■ TASK DATA
-- Begin --
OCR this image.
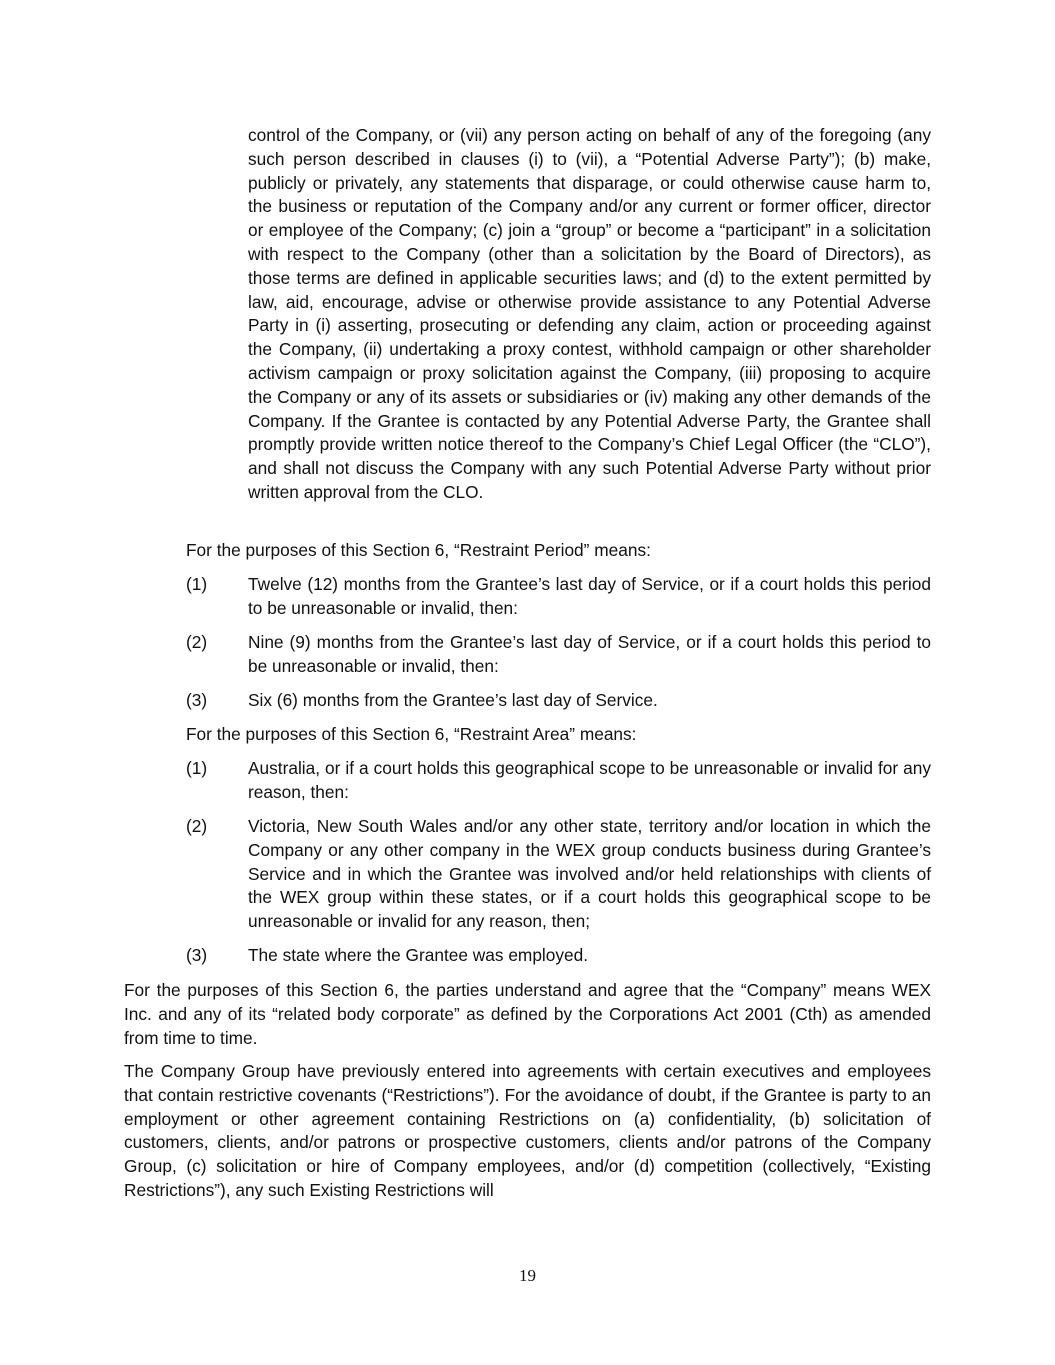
control of the Company, or (vii) any person acting on behalf of any of the foregoing (any such person described in clauses (i) to (vii), a “Potential Adverse Party”); (b) make, publicly or privately, any statements that disparage, or could otherwise cause harm to, the business or reputation of the Company and/or any current or former officer, director or employee of the Company; (c) join a “group” or become a “participant” in a solicitation with respect to the Company (other than a solicitation by the Board of Directors), as those terms are defined in applicable securities laws; and (d) to the extent permitted by law, aid, encourage, advise or otherwise provide assistance to any Potential Adverse Party in (i) asserting, prosecuting or defending any claim, action or proceeding against the Company, (ii) undertaking a proxy contest, withhold campaign or other shareholder activism campaign or proxy solicitation against the Company, (iii) proposing to acquire the Company or any of its assets or subsidiaries or (iv) making any other demands of the Company. If the Grantee is contacted by any Potential Adverse Party, the Grantee shall promptly provide written notice thereof to the Company’s Chief Legal Officer (the “CLO”), and shall not discuss the Company with any such Potential Adverse Party without prior written approval from the CLO.

For the purposes of this Section 6, “Restraint Period” means:

(1) Twelve (12) months from the Grantee’s last day of Service, or if a court holds this period to be unreasonable or invalid, then:
(2) Nine (9) months from the Grantee’s last day of Service, or if a court holds this period to be unreasonable or invalid, then:
(3) Six (6) months from the Grantee’s last day of Service.

For the purposes of this Section 6, “Restraint Area” means:

(1) Australia, or if a court holds this geographical scope to be unreasonable or invalid for any reason, then:
(2) Victoria, New South Wales and/or any other state, territory and/or location in which the Company or any other company in the WEX group conducts business during Grantee’s Service and in which the Grantee was involved and/or held relationships with clients of the WEX group within these states, or if a court holds this geographical scope to be unreasonable or invalid for any reason, then;
(3) The state where the Grantee was employed.

For the purposes of this Section 6, the parties understand and agree that the “Company” means WEX Inc. and any of its “related body corporate” as defined by the Corporations Act 2001 (Cth) as amended from time to time.

The Company Group have previously entered into agreements with certain executives and employees that contain restrictive covenants (“Restrictions”). For the avoidance of doubt, if the Grantee is party to an employment or other agreement containing Restrictions on (a) confidentiality, (b) solicitation of customers, clients, and/or patrons or prospective customers, clients and/or patrons of the Company Group, (c) solicitation or hire of Company employees, and/or (d) competition (collectively, “Existing Restrictions”), any such Existing Restrictions will

19
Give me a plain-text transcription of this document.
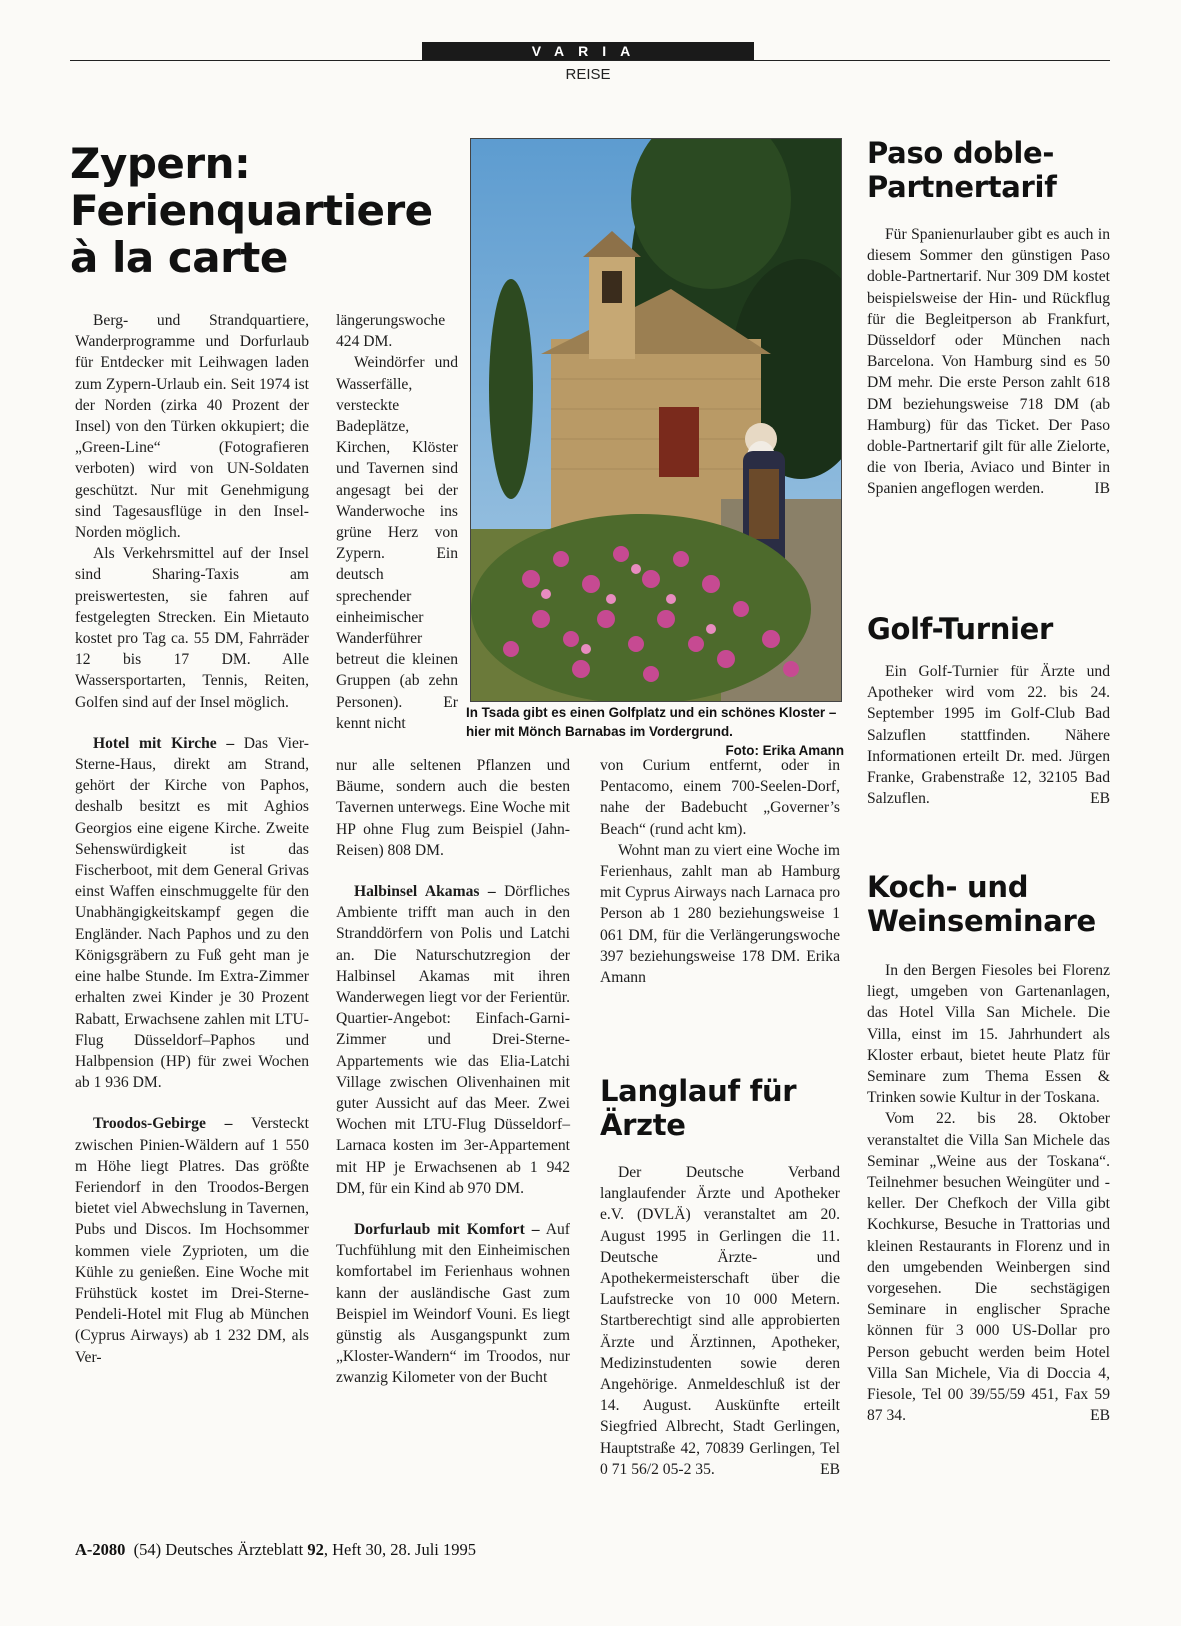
VARIA
REISE
Zypern:
Ferienquartiere
à la carte

Berg- und Strandquartiere, Wanderprogramme und Dorfurlaub für Entdecker mit Leihwagen laden zum Zypern-Urlaub ein. Seit 1974 ist der Norden (zirka 40 Prozent der Insel) von den Türken okkupiert; die „Green-Line“ (Fotografieren verboten) wird von UN-Soldaten geschützt. Nur mit Genehmigung sind Tagesausflüge in den Insel-Norden möglich.

Als Verkehrsmittel auf der Insel sind Sharing-Taxis am preiswertesten, sie fahren auf festgelegten Strecken. Ein Mietauto kostet pro Tag ca. 55 DM, Fahrräder 12 bis 17 DM. Alle Wassersportarten, Tennis, Reiten, Golfen sind auf der Insel möglich.

Hotel mit Kirche – Das Vier-Sterne-Haus, direkt am Strand, gehört der Kirche von Paphos, deshalb besitzt es mit Aghios Georgios eine eigene Kirche. Zweite Sehenswürdigkeit ist das Fischerboot, mit dem General Grivas einst Waffen einschmuggelte für den Unabhängigkeitskampf gegen die Engländer. Nach Paphos und zu den Königsgräbern zu Fuß geht man je eine halbe Stunde. Im Extra-Zimmer erhalten zwei Kinder je 30 Prozent Rabatt, Erwachsene zahlen mit LTU-Flug Düsseldorf–Paphos und Halbpension (HP) für zwei Wochen ab 1 936 DM.

Troodos-Gebirge – Versteckt zwischen Pinien-Wäldern auf 1 550 m Höhe liegt Platres. Das größte Feriendorf in den Troodos-Bergen bietet viel Abwechslung in Tavernen, Pubs und Discos. Im Hochsommer kommen viele Zyprioten, um die Kühle zu genießen. Eine Woche mit Frühstück kostet im Drei-Sterne-Pendeli-Hotel mit Flug ab München (Cyprus Airways) ab 1 232 DM, als Ver-

längerungswoche 424 DM.

Weindörfer und Wasserfälle, versteckte Badeplätze, Kirchen, Klöster und Tavernen sind angesagt bei der Wanderwoche ins grüne Herz von Zypern. Ein deutsch sprechender einheimischer Wanderführer betreut die kleinen Gruppen (ab zehn Personen). Er kennt nicht

In Tsada gibt es einen Golfplatz und ein schönes Kloster – hier mit Mönch Barnabas im Vordergrund.
Foto: Erika Amann

nur alle seltenen Pflanzen und Bäume, sondern auch die besten Tavernen unterwegs. Eine Woche mit HP ohne Flug zum Beispiel (Jahn-Reisen) 808 DM.

Halbinsel Akamas – Dörfliches Ambiente trifft man auch in den Stranddörfern von Polis und Latchi an. Die Naturschutzregion der Halbinsel Akamas mit ihren Wanderwegen liegt vor der Ferientür. Quartier-Angebot: Einfach-Garni-Zimmer und Drei-Sterne-Appartements wie das Elia-Latchi Village zwischen Olivenhainen mit guter Aussicht auf das Meer. Zwei Wochen mit LTU-Flug Düsseldorf–Larnaca kosten im 3er-Appartement mit HP je Erwachsenen ab 1 942 DM, für ein Kind ab 970 DM.

Dorfurlaub mit Komfort – Auf Tuchfühlung mit den Einheimischen komfortabel im Ferienhaus wohnen kann der ausländische Gast zum Beispiel im Weindorf Vouni. Es liegt günstig als Ausgangspunkt zum „Kloster-Wandern“ im Troodos, nur zwanzig Kilometer von der Bucht

von Curium entfernt, oder in Pentacomo, einem 700-Seelen-Dorf, nahe der Badebucht „Governer’s Beach“ (rund acht km).

Wohnt man zu viert eine Woche im Ferienhaus, zahlt man ab Hamburg mit Cyprus Airways nach Larnaca pro Person ab 1 280 beziehungsweise 1 061 DM, für die Verlängerungswoche 397 beziehungsweise 178 DM. Erika Amann

Langlauf für
Ärzte

Der Deutsche Verband langlaufender Ärzte und Apotheker e.V. (DVLÄ) veranstaltet am 20. August 1995 in Gerlingen die 11. Deutsche Ärzte- und Apothekermeisterschaft über die Laufstrecke von 10 000 Metern. Startberechtigt sind alle approbierten Ärzte und Ärztinnen, Apotheker, Medizinstudenten sowie deren Angehörige. Anmeldeschluß ist der 14. August. Auskünfte erteilt Siegfried Albrecht, Stadt Gerlingen, Hauptstraße 42, 70839 Gerlingen, Tel 0 71 56/2 05-2 35.	EB

Paso doble-
Partnertarif

Für Spanienurlauber gibt es auch in diesem Sommer den günstigen Paso doble-Partnertarif. Nur 309 DM kostet beispielsweise der Hin- und Rückflug für die Begleitperson ab Frankfurt, Düsseldorf oder München nach Barcelona. Von Hamburg sind es 50 DM mehr. Die erste Person zahlt 618 DM beziehungsweise 718 DM (ab Hamburg) für das Ticket. Der Paso doble-Partnertarif gilt für alle Zielorte, die von Iberia, Aviaco und Binter in Spanien angeflogen werden.	IB

Golf-Turnier

Ein Golf-Turnier für Ärzte und Apotheker wird vom 22. bis 24. September 1995 im Golf-Club Bad Salzuflen stattfinden. Nähere Informationen erteilt Dr. med. Jürgen Franke, Grabenstraße 12, 32105 Bad Salzuflen.	EB

Koch- und
Weinseminare

In den Bergen Fiesoles bei Florenz liegt, umgeben von Gartenanlagen, das Hotel Villa San Michele. Die Villa, einst im 15. Jahrhundert als Kloster erbaut, bietet heute Platz für Seminare zum Thema Essen & Trinken sowie Kultur in der Toskana.

Vom 22. bis 28. Oktober veranstaltet die Villa San Michele das Seminar „Weine aus der Toskana“. Teilnehmer besuchen Weingüter und -keller. Der Chefkoch der Villa gibt Kochkurse, Besuche in Trattorias und kleinen Restaurants in Florenz und in den umgebenden Weinbergen sind vorgesehen. Die sechstägigen Seminare in englischer Sprache können für 3 000 US-Dollar pro Person gebucht werden beim Hotel Villa San Michele, Via di Doccia 4, Fiesole, Tel 00 39/55/59 451, Fax 59 87 34.	EB

A-2080 (54) Deutsches Ärzteblatt 92, Heft 30, 28. Juli 1995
-- End --
■ SET TASK
Collect, from the material above, every line containing the word "Erika".

■ RESULT FOR THIS EXERCISE
Foto: Erika Amann
Wohnt man zu viert eine Woche im Ferienhaus, zahlt man ab Hamburg mit Cyprus Airways nach Larnaca pro Person ab 1 280 beziehungsweise 1 061 DM, für die Verlängerungswoche 397 beziehungsweise 178 DM. Erika Amann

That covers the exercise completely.